[Dataset records]
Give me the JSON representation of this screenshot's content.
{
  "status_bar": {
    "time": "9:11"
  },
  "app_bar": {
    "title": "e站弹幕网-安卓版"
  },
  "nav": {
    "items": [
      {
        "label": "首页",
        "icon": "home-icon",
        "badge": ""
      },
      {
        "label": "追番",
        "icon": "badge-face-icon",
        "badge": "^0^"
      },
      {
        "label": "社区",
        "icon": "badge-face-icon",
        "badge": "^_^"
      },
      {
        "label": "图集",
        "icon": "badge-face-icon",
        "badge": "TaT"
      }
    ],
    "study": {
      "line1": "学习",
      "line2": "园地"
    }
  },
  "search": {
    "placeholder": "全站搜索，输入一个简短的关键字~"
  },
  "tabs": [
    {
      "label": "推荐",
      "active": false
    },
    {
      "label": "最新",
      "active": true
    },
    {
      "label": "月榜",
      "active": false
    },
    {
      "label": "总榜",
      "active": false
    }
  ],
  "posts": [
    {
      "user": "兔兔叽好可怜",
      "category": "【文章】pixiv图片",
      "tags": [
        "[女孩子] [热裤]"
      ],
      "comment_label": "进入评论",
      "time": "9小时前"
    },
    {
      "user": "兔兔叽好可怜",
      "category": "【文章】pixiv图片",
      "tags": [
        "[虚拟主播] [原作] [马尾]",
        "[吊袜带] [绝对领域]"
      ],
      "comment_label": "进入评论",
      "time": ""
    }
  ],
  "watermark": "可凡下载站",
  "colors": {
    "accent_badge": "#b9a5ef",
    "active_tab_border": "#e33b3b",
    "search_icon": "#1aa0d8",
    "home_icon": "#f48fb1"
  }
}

■ Problem to work on:
Reproduce each record exactly as it appears.

■ Solution:
Give me the JSON representation of this screenshot's content.
{
  "status_bar": {
    "time": "9:11"
  },
  "app_bar": {
    "title": "e站弹幕网-安卓版"
  },
  "nav": {
    "items": [
      {
        "label": "首页",
        "icon": "home-icon",
        "badge": ""
      },
      {
        "label": "追番",
        "icon": "badge-face-icon",
        "badge": "^0^"
      },
      {
        "label": "社区",
        "icon": "badge-face-icon",
        "badge": "^_^"
      },
      {
        "label": "图集",
        "icon": "badge-face-icon",
        "badge": "TaT"
      }
    ],
    "study": {
      "line1": "学习",
      "line2": "园地"
    }
  },
  "search": {
    "placeholder": "全站搜索，输入一个简短的关键字~"
  },
  "tabs": [
    {
      "label": "推荐",
      "active": false
    },
    {
      "label": "最新",
      "active": true
    },
    {
      "label": "月榜",
      "active": false
    },
    {
      "label": "总榜",
      "active": false
    }
  ],
  "posts": [
    {
      "user": "兔兔叽好可怜",
      "category": "【文章】pixiv图片",
      "tags": [
        "[女孩子] [热裤]"
      ],
      "comment_label": "进入评论",
      "time": "9小时前"
    },
    {
      "user": "兔兔叽好可怜",
      "category": "【文章】pixiv图片",
      "tags": [
        "[虚拟主播] [原作] [马尾]",
        "[吊袜带] [绝对领域]"
      ],
      "comment_label": "进入评论",
      "time": ""
    }
  ],
  "watermark": "可凡下载站",
  "colors": {
    "accent_badge": "#b9a5ef",
    "active_tab_border": "#e33b3b",
    "search_icon": "#1aa0d8",
    "home_icon": "#f48fb1"
  }
}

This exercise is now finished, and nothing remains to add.